## Start Available data
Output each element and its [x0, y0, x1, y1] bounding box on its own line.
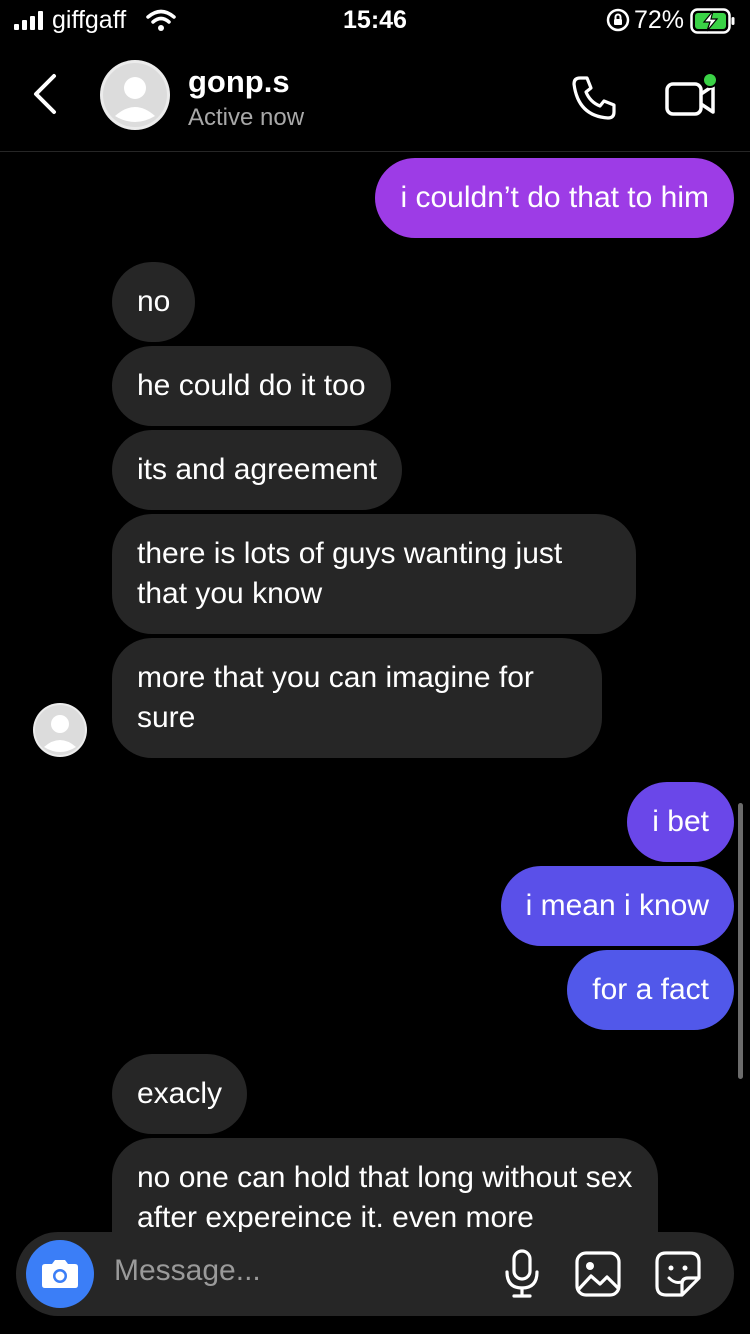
scrollbar[interactable]	[738, 803, 743, 1079]
message-composer: Message...	[16, 1232, 734, 1316]
battery-percent: 72%	[634, 6, 685, 34]
message-bubble-incoming[interactable]: he could do it too	[112, 346, 391, 426]
phone-icon[interactable]	[570, 74, 618, 122]
status-bar: giffgaff 15:46 72%	[0, 0, 750, 44]
message-input[interactable]: Message...	[114, 1254, 261, 1288]
activity-status: Active now	[188, 104, 305, 131]
back-icon[interactable]	[28, 72, 62, 116]
message-bubble-incoming[interactable]: more that you can imagine for sure	[112, 638, 602, 758]
video-camera-icon[interactable]	[664, 72, 720, 120]
avatar[interactable]	[100, 60, 170, 130]
sticker-icon[interactable]	[654, 1250, 702, 1298]
camera-icon	[42, 1260, 78, 1288]
battery-charging-icon	[690, 8, 735, 34]
message-bubble-incoming[interactable]: its and agreement	[112, 430, 403, 510]
orientation-lock-icon	[606, 8, 630, 32]
message-bubble-outgoing[interactable]: for a fact	[567, 950, 734, 1030]
message-bubble-incoming[interactable]: there is lots of guys wanting just that …	[112, 514, 636, 634]
camera-button[interactable]	[26, 1240, 94, 1308]
message-bubble-outgoing[interactable]: i mean i know	[500, 866, 734, 946]
message-bubble-incoming[interactable]: exacly	[112, 1054, 248, 1134]
contact-name[interactable]: gonp.s	[188, 64, 290, 100]
message-bubble-outgoing[interactable]: i couldn’t do that to him	[375, 158, 734, 238]
gallery-icon[interactable]	[574, 1250, 622, 1298]
chat-header: gonp.s Active now	[0, 44, 750, 152]
message-bubble-incoming[interactable]: no	[112, 262, 196, 342]
microphone-icon[interactable]	[502, 1248, 542, 1300]
avatar[interactable]	[33, 703, 87, 757]
message-bubble-outgoing[interactable]: i bet	[627, 782, 734, 862]
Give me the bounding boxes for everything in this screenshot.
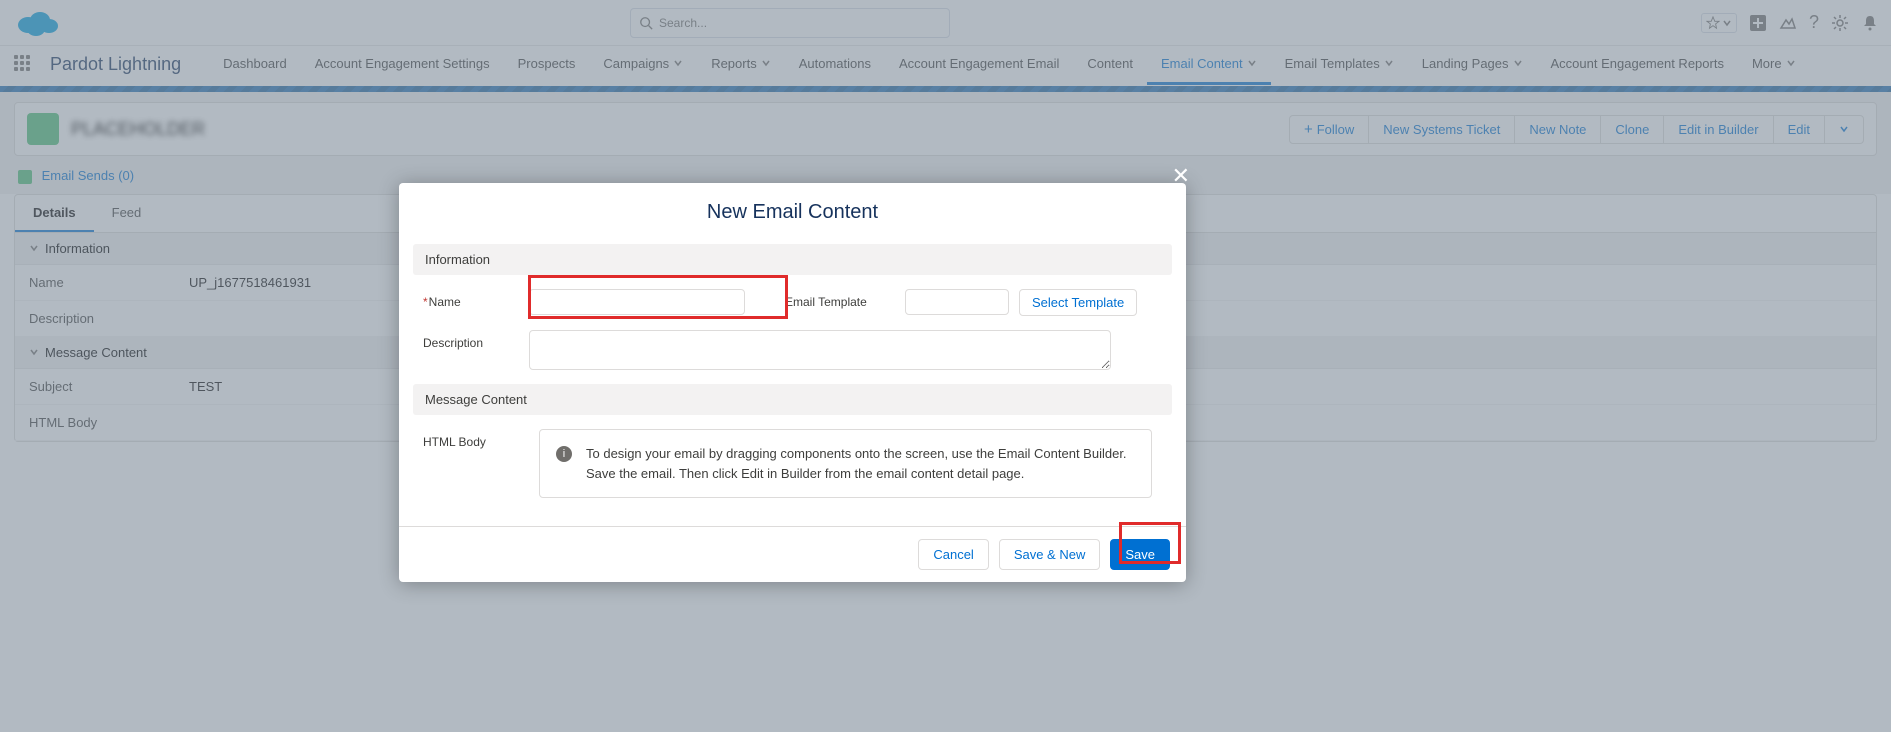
close-icon[interactable]: ✕ (1172, 163, 1190, 189)
html-body-info-text: To design your email by dragging compone… (586, 444, 1135, 483)
html-body-info: i To design your email by dragging compo… (539, 429, 1152, 498)
cancel-button[interactable]: Cancel (918, 539, 988, 570)
new-email-content-modal: ✕ New Email Content Information *Name Em… (399, 183, 1186, 582)
email-template-label: Email Template (785, 289, 895, 309)
modal-footer: Cancel Save & New Save (399, 526, 1186, 582)
email-template-input[interactable] (905, 289, 1009, 315)
modal-section-message-content: Message Content (413, 384, 1172, 415)
save-and-new-button[interactable]: Save & New (999, 539, 1101, 570)
name-input[interactable] (529, 289, 745, 315)
name-label: *Name (423, 289, 519, 309)
info-icon: i (556, 446, 572, 462)
modal-section-information: Information (413, 244, 1172, 275)
save-button[interactable]: Save (1110, 539, 1170, 570)
select-template-button[interactable]: Select Template (1019, 289, 1137, 316)
modal-title: New Email Content (399, 183, 1186, 244)
description-label: Description (423, 330, 519, 350)
description-textarea[interactable] (529, 330, 1111, 370)
html-body-label: HTML Body (423, 429, 519, 449)
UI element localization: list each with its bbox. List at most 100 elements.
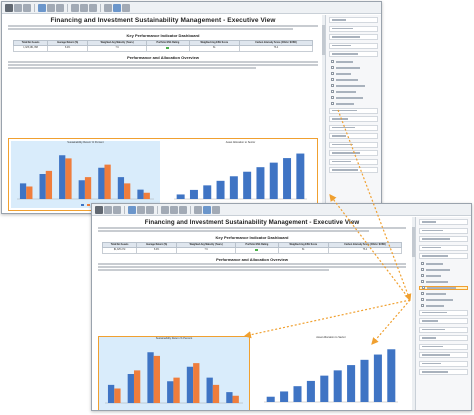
align-left-icon[interactable] (71, 3, 79, 12)
panel-field[interactable] (419, 244, 468, 251)
panel-field[interactable] (329, 141, 378, 148)
panel-label-placeholder (332, 36, 360, 38)
save-icon[interactable] (95, 205, 103, 214)
panel-option[interactable] (329, 78, 378, 83)
italic-icon[interactable] (47, 3, 55, 12)
panel-option[interactable] (329, 96, 378, 101)
redo-icon[interactable] (113, 205, 121, 214)
panel-field[interactable] (329, 124, 378, 131)
bar-series-1 (65, 158, 72, 199)
redo-icon[interactable] (23, 3, 31, 12)
panel-option[interactable] (419, 285, 468, 290)
checkbox-icon[interactable] (331, 66, 334, 70)
checkbox-icon[interactable] (331, 102, 334, 106)
checkbox-icon[interactable] (331, 60, 334, 64)
checkbox-icon[interactable] (331, 72, 334, 76)
insert-chart-icon[interactable] (113, 3, 121, 12)
panel-field[interactable] (419, 227, 468, 234)
checkbox-icon[interactable] (421, 304, 424, 308)
asset-allocation-chart[interactable]: Asset Allocation to Sector (166, 141, 315, 208)
bold-icon[interactable] (38, 3, 46, 12)
panel-field[interactable] (419, 335, 468, 341)
bar-series-0 (39, 174, 46, 199)
sustainability-return-chart[interactable]: Sustainability Return % Percent (98, 336, 250, 410)
align-right-icon[interactable] (179, 205, 187, 214)
panel-field[interactable] (329, 34, 378, 40)
insert-table-icon[interactable] (104, 3, 112, 12)
bar (283, 158, 292, 199)
panel-option[interactable] (329, 72, 378, 77)
save-icon[interactable] (5, 3, 13, 12)
bar (266, 396, 275, 402)
sustainability-return-chart[interactable]: Sustainability Return % Percent (11, 141, 160, 208)
panel-option[interactable] (329, 90, 378, 95)
panel-field[interactable] (329, 150, 378, 156)
overview-title: Performance and Allocation Overview (216, 256, 288, 262)
panel-field[interactable] (419, 369, 468, 375)
panel-field[interactable] (419, 360, 468, 367)
panel-field[interactable] (419, 343, 468, 350)
checkbox-icon[interactable] (421, 268, 424, 272)
checkbox-icon[interactable] (421, 274, 424, 278)
align-right-icon[interactable] (89, 3, 97, 12)
asset-allocation-chart[interactable]: Asset Allocation to Sector (256, 336, 406, 410)
align-left-icon[interactable] (161, 205, 169, 214)
panel-field[interactable] (419, 309, 468, 316)
panel-field[interactable] (329, 51, 378, 57)
panel-field[interactable] (419, 219, 468, 225)
insert-image-icon[interactable] (212, 205, 220, 214)
panel-field[interactable] (419, 326, 468, 333)
panel-field[interactable] (329, 133, 378, 139)
checkbox-icon[interactable] (331, 84, 334, 88)
panel-label-placeholder (427, 287, 456, 289)
bar-series-0 (226, 392, 233, 403)
checkbox-icon[interactable] (331, 90, 334, 94)
bar (203, 185, 212, 199)
panel-field[interactable] (419, 352, 468, 358)
panel-option[interactable] (419, 298, 468, 303)
insert-table-icon[interactable] (194, 205, 202, 214)
align-center-icon[interactable] (80, 3, 88, 12)
checkbox-icon[interactable] (421, 262, 424, 266)
panel-option[interactable] (419, 262, 468, 267)
checkbox-icon[interactable] (421, 298, 424, 302)
page-title: Financing and Investment Sustainability … (50, 17, 276, 24)
panel-field[interactable] (329, 17, 378, 23)
align-center-icon[interactable] (170, 205, 178, 214)
panel-option[interactable] (419, 268, 468, 273)
panel-field[interactable] (329, 25, 378, 32)
underline-icon[interactable] (146, 205, 154, 214)
panel-option[interactable] (419, 292, 468, 297)
panel-option[interactable] (419, 274, 468, 279)
panel-field[interactable] (329, 158, 378, 165)
panel-field[interactable] (329, 107, 378, 114)
checkbox-icon[interactable] (331, 78, 334, 82)
panel-option[interactable] (329, 60, 378, 65)
checkbox-icon[interactable] (422, 286, 425, 290)
bold-icon[interactable] (128, 205, 136, 214)
panel-field[interactable] (329, 116, 378, 122)
checkbox-icon[interactable] (421, 292, 424, 296)
insert-image-icon[interactable] (122, 3, 130, 12)
panel-option[interactable] (329, 102, 378, 107)
insert-chart-icon[interactable] (203, 205, 211, 214)
undo-icon[interactable] (104, 205, 112, 214)
underline-icon[interactable] (56, 3, 64, 12)
panel-field[interactable] (329, 42, 378, 49)
panel-field[interactable] (419, 253, 468, 259)
checkbox-icon[interactable] (331, 96, 334, 100)
panel-option[interactable] (329, 84, 378, 89)
kpi-value-row: $1,325.2 M 8.4% 7.9 61 76.4 (101, 247, 403, 254)
chart-row-highlight[interactable]: Sustainability Return % Percent Asset Al… (8, 138, 318, 211)
italic-icon[interactable] (137, 205, 145, 214)
panel-option[interactable] (419, 280, 468, 285)
checkbox-icon[interactable] (421, 280, 424, 284)
panel-field[interactable] (329, 167, 378, 173)
panel-option[interactable] (419, 304, 468, 309)
panel-field[interactable] (419, 318, 468, 324)
panel-label-placeholder (336, 61, 353, 63)
panel-field[interactable] (419, 236, 468, 242)
undo-icon[interactable] (14, 3, 22, 12)
panel-option[interactable] (329, 66, 378, 71)
intro-paragraph (98, 227, 406, 232)
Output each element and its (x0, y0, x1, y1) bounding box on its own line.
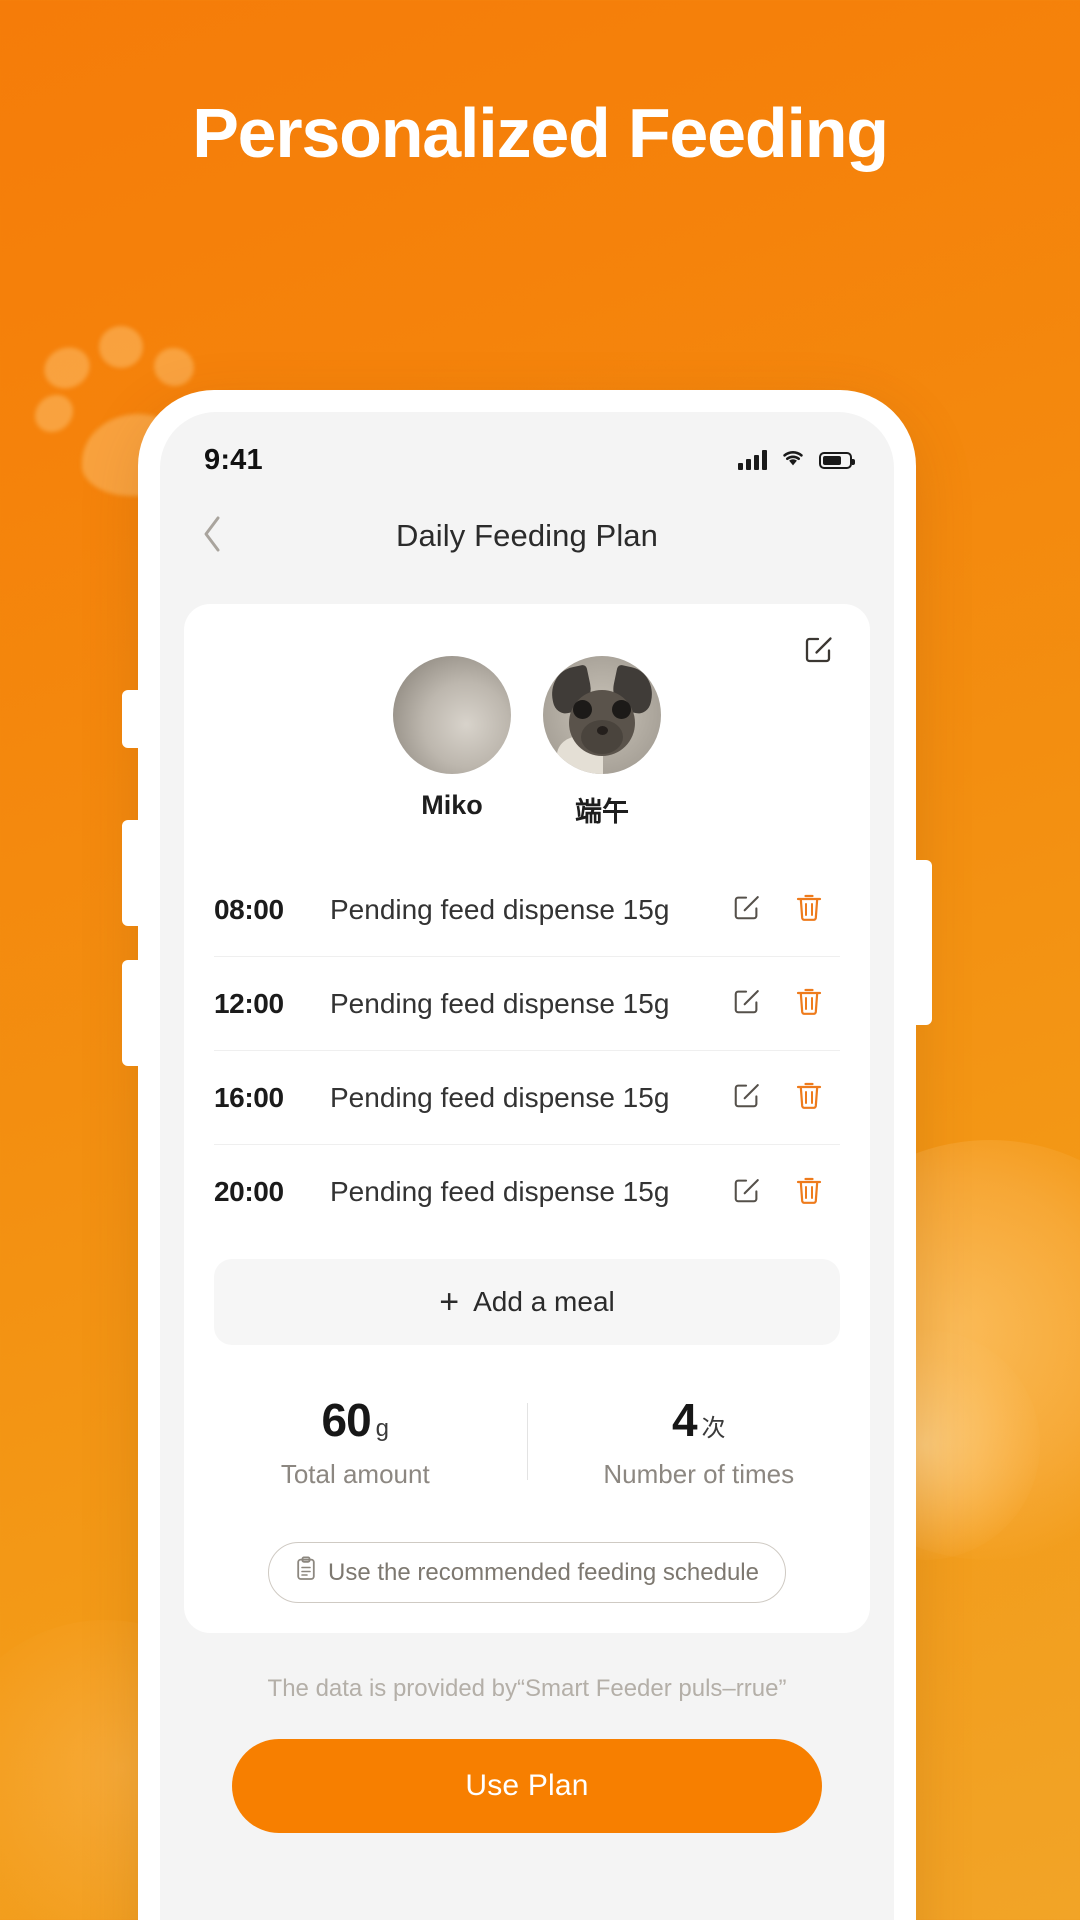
table-row[interactable]: 08:00 Pending feed dispense 15g (214, 863, 840, 957)
use-recommended-schedule-button[interactable]: Use the recommended feeding schedule (268, 1542, 786, 1603)
phone-screen: 9:41 Daily Feeding Plan Miko 端午 08:00 Pe… (160, 412, 894, 1920)
meal-time: 12:00 (214, 987, 284, 1019)
stat-label: Total amount (280, 1459, 430, 1489)
trash-icon (795, 1080, 823, 1115)
meal-edit-button[interactable] (716, 1175, 778, 1210)
plus-icon: + (439, 1283, 460, 1321)
stat-value: 60 (321, 1394, 371, 1446)
add-meal-label: Add a meal (473, 1286, 615, 1317)
meal-delete-button[interactable] (778, 986, 840, 1021)
status-bar: 9:41 (160, 412, 894, 490)
trash-icon (795, 1175, 823, 1210)
phone-silent-switch[interactable] (122, 690, 140, 748)
use-recommended-schedule-label: Use the recommended feeding schedule (328, 1558, 759, 1586)
meal-time: 16:00 (214, 1081, 284, 1113)
avatar (393, 656, 511, 774)
wifi-icon (780, 448, 806, 472)
card-edit-button[interactable] (796, 628, 842, 674)
pet-list: Miko 端午 (184, 656, 870, 829)
status-time: 9:41 (204, 443, 263, 476)
meal-time: 08:00 (214, 893, 284, 925)
meal-description: Pending feed dispense 15g (330, 987, 670, 1019)
stat-value: 4 (671, 1394, 698, 1446)
trash-icon (795, 986, 823, 1021)
add-meal-button[interactable]: + Add a meal (214, 1259, 840, 1345)
trash-icon (795, 892, 823, 927)
table-row[interactable]: 12:00 Pending feed dispense 15g (214, 957, 840, 1051)
table-row[interactable]: 20:00 Pending feed dispense 15g (214, 1145, 840, 1239)
stat-unit: 次 (701, 1415, 726, 1442)
edit-square-icon (732, 892, 762, 927)
table-row[interactable]: 16:00 Pending feed dispense 15g (214, 1051, 840, 1145)
recommend-row: Use the recommended feeding schedule (184, 1542, 870, 1603)
meal-description: Pending feed dispense 15g (330, 893, 670, 925)
avatar (543, 656, 661, 774)
phone-volume-down-button[interactable] (122, 960, 140, 1066)
status-icons (738, 448, 855, 472)
pet-item[interactable]: Miko (388, 656, 516, 829)
pet-name: 端午 (575, 797, 629, 827)
chevron-left-icon (201, 515, 223, 558)
edit-square-icon (803, 633, 835, 670)
nav-title: Daily Feeding Plan (395, 518, 658, 553)
meal-edit-button[interactable] (716, 892, 778, 927)
meal-edit-button[interactable] (716, 1080, 778, 1115)
phone-volume-up-button[interactable] (122, 820, 140, 926)
edit-square-icon (732, 1175, 762, 1210)
meal-description: Pending feed dispense 15g (330, 1176, 670, 1207)
use-plan-button[interactable]: Use Plan (232, 1739, 822, 1833)
cellular-bars-icon (738, 450, 767, 470)
meal-edit-button[interactable] (716, 986, 778, 1021)
page-title: Personalized Feeding (192, 94, 889, 172)
stats-summary: 60 g Total amount 4次 Number of times (184, 1393, 870, 1490)
phone-mockup: 9:41 Daily Feeding Plan Miko 端午 08:00 Pe… (122, 390, 932, 1920)
phone-power-button[interactable] (914, 860, 932, 1025)
pet-item[interactable]: 端午 (538, 656, 666, 829)
data-source-note: The data is provided by“Smart Feeder pul… (267, 1675, 787, 1702)
battery-icon (819, 451, 855, 469)
clipboard-icon (295, 1556, 317, 1589)
pet-name: Miko (421, 790, 483, 820)
edit-square-icon (732, 1080, 762, 1115)
stat-unit: g (375, 1415, 390, 1442)
stat-total-amount: 60 g Total amount (184, 1393, 527, 1490)
feeding-plan-card: Miko 端午 08:00 Pending feed dispense 15g … (184, 604, 870, 1633)
meal-description: Pending feed dispense 15g (330, 1081, 670, 1113)
back-button[interactable] (188, 512, 236, 560)
nav-bar: Daily Feeding Plan (160, 490, 894, 582)
meal-list: 08:00 Pending feed dispense 15g 12:00 Pe… (184, 863, 870, 1239)
cta-container: Use Plan (232, 1739, 822, 1833)
stat-number-of-times: 4次 Number of times (528, 1393, 871, 1490)
stat-label: Number of times (603, 1459, 795, 1489)
meal-time: 20:00 (214, 1176, 284, 1207)
meal-delete-button[interactable] (778, 1080, 840, 1115)
meal-delete-button[interactable] (778, 1175, 840, 1210)
meal-delete-button[interactable] (778, 892, 840, 927)
edit-square-icon (732, 986, 762, 1021)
## End Available data
## What you need to do
Reproduce, without alteration, the lines of the items between the line holding "table-row[interactable]: 08:00 Pending" and the line holding "meal-time: 16:00 (214, 1081, 284, 1113)", inclusive.

## Complete answer
table-row[interactable]: 08:00 Pending feed dispense 15g (214, 863, 840, 957)
use-recommended-schedule-button[interactable]: Use the recommended feeding schedule (268, 1542, 786, 1603)
phone-screen: 9:41 Daily Feeding Plan Miko 端午 08:00 Pe… (160, 412, 894, 1920)
meal-time: 12:00 (214, 987, 284, 1019)
stat-label: Total amount (280, 1459, 430, 1489)
trash-icon (795, 1080, 823, 1115)
meal-edit-button[interactable] (716, 1175, 778, 1210)
plus-icon: + (439, 1283, 460, 1321)
stat-value: 60 (321, 1394, 371, 1446)
add-meal-label: Add a meal (473, 1286, 615, 1317)
meal-delete-button[interactable] (778, 986, 840, 1021)
status-bar: 9:41 (160, 412, 894, 490)
trash-icon (795, 1175, 823, 1210)
phone-silent-switch[interactable] (122, 690, 140, 748)
use-recommended-schedule-label: Use the recommended feeding schedule (328, 1558, 759, 1586)
meal-time: 16:00 (214, 1081, 284, 1113)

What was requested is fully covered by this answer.